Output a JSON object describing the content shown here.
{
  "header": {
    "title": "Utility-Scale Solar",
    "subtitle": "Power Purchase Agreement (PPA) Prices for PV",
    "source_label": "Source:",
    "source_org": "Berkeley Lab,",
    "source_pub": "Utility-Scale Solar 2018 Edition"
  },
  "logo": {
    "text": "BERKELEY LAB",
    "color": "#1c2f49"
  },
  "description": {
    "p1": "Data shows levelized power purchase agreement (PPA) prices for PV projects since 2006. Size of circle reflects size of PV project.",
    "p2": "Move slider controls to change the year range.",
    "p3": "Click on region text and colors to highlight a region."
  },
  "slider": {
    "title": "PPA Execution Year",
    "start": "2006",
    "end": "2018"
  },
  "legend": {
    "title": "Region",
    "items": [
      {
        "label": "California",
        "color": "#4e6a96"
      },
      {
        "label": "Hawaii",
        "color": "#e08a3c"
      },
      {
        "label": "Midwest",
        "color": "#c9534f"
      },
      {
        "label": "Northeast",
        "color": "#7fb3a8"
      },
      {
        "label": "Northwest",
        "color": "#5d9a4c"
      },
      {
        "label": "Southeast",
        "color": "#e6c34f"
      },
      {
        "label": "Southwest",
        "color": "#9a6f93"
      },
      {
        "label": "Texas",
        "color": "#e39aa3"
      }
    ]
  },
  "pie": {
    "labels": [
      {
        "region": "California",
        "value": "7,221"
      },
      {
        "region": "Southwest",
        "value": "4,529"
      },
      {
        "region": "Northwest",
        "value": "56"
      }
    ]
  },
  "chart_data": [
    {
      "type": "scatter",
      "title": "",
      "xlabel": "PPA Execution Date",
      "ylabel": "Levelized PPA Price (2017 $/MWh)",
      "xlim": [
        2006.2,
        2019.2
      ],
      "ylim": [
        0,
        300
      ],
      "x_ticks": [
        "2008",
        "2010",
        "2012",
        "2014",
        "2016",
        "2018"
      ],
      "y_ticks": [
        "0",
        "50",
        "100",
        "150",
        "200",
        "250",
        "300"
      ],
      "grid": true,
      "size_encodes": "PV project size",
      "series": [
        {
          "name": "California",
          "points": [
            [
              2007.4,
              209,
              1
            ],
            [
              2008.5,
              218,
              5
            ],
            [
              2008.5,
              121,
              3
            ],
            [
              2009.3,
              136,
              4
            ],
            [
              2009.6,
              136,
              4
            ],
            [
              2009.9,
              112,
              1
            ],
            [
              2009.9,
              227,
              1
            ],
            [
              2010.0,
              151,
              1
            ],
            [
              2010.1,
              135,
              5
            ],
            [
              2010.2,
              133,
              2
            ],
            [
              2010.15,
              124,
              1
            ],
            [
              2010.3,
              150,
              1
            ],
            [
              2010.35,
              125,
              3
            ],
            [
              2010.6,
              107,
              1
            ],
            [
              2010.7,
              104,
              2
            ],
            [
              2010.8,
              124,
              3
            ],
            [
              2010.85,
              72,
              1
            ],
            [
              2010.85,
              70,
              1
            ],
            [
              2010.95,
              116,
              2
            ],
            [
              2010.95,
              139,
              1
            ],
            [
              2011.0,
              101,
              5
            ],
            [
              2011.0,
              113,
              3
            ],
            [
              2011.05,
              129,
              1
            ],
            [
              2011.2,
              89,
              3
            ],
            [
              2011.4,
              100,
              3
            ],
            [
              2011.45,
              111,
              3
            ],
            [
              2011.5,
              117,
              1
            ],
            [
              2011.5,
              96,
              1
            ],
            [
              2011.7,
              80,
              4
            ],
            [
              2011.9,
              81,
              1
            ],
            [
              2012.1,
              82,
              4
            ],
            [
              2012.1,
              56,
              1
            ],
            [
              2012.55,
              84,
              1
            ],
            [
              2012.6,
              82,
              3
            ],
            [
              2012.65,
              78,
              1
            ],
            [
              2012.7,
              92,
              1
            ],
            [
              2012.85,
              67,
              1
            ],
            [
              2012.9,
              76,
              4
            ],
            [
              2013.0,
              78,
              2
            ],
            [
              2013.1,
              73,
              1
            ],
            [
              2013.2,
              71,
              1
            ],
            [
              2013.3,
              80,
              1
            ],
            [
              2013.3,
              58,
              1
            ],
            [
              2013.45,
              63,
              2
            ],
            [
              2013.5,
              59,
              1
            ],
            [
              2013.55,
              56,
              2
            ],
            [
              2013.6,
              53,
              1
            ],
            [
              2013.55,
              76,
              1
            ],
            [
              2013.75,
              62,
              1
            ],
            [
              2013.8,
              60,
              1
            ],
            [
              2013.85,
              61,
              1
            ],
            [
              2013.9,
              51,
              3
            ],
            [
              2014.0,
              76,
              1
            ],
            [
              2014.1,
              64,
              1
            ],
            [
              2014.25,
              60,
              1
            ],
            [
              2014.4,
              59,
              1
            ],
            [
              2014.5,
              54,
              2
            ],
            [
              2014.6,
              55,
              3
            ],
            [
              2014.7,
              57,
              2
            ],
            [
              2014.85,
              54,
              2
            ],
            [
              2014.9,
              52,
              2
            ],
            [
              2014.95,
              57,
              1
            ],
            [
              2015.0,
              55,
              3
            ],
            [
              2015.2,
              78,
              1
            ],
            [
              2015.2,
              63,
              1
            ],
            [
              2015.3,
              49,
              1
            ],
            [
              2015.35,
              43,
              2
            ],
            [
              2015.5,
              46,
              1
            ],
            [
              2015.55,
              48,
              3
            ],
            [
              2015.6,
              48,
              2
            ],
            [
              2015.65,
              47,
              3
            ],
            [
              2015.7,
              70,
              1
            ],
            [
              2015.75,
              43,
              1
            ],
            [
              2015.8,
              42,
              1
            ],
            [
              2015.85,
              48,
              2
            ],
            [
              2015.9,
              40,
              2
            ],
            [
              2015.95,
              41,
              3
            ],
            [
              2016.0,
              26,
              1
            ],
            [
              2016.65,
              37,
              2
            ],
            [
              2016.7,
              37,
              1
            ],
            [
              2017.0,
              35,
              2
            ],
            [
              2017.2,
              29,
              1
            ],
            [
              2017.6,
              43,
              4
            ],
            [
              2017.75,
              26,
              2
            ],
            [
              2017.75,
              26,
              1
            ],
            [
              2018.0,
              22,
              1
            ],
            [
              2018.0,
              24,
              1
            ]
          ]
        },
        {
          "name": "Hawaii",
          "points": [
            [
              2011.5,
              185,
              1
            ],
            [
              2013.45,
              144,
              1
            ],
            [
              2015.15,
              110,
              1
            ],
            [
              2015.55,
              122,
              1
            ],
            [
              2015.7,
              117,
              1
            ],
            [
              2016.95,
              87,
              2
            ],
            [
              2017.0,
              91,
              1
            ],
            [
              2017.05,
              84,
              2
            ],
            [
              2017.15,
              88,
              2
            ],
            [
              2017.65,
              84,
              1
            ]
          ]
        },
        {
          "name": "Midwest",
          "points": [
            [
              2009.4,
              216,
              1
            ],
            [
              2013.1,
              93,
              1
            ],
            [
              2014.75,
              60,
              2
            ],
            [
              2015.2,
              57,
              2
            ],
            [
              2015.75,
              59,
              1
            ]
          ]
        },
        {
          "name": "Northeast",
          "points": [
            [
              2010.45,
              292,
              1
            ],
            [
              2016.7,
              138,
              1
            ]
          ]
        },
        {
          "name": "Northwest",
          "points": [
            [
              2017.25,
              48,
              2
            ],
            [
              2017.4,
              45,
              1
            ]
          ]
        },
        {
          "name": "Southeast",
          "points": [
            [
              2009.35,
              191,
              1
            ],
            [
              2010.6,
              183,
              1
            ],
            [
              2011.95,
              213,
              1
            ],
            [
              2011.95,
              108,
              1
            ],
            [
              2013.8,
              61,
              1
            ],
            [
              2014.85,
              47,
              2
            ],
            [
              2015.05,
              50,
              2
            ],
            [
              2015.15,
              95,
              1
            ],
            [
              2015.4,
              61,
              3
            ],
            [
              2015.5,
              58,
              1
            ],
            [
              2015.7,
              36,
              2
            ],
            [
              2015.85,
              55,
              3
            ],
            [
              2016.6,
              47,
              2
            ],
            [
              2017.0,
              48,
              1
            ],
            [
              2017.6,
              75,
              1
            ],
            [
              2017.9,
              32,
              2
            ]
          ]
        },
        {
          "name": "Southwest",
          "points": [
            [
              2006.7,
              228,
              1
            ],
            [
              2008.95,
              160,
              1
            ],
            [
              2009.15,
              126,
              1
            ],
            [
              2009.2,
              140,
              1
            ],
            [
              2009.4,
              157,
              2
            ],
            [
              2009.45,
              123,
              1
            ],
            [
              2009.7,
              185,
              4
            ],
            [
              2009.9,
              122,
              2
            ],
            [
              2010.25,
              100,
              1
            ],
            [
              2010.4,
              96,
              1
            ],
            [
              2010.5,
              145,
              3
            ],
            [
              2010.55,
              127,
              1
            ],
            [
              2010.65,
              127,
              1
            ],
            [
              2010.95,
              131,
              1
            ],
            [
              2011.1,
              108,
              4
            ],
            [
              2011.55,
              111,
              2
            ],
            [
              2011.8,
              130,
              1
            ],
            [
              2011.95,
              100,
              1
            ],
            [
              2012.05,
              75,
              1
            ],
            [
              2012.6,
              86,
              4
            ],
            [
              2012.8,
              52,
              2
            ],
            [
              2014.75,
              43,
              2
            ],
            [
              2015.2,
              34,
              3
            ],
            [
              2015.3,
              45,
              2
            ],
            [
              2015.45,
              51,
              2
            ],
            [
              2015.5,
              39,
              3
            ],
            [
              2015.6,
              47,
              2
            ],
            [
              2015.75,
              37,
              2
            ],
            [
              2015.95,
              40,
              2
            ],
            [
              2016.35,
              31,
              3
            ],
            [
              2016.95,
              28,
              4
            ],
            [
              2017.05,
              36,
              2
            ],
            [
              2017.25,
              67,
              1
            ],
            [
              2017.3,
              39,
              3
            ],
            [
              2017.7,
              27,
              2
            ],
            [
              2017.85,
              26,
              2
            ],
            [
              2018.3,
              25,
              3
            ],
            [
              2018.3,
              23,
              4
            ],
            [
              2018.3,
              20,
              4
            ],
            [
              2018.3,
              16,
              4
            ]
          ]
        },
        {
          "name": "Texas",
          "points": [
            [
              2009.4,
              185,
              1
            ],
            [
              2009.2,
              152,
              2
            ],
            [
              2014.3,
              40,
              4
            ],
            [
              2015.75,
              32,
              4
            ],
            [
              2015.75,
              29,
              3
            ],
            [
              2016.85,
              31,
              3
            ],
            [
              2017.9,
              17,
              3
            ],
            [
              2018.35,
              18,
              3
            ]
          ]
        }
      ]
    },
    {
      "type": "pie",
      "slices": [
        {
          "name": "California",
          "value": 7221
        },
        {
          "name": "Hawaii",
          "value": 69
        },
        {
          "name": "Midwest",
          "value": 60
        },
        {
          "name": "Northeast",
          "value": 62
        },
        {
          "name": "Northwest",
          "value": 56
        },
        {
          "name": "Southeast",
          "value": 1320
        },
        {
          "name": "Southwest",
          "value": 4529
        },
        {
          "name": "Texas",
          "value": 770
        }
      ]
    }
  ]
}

__________________________________________________

◆ TO BE DONE ◆
Copy out all lines where the word "slider" appears.

◆ FINISHED TASK ◆
    "p2": "Move slider controls to change the year range.",
  "slider": {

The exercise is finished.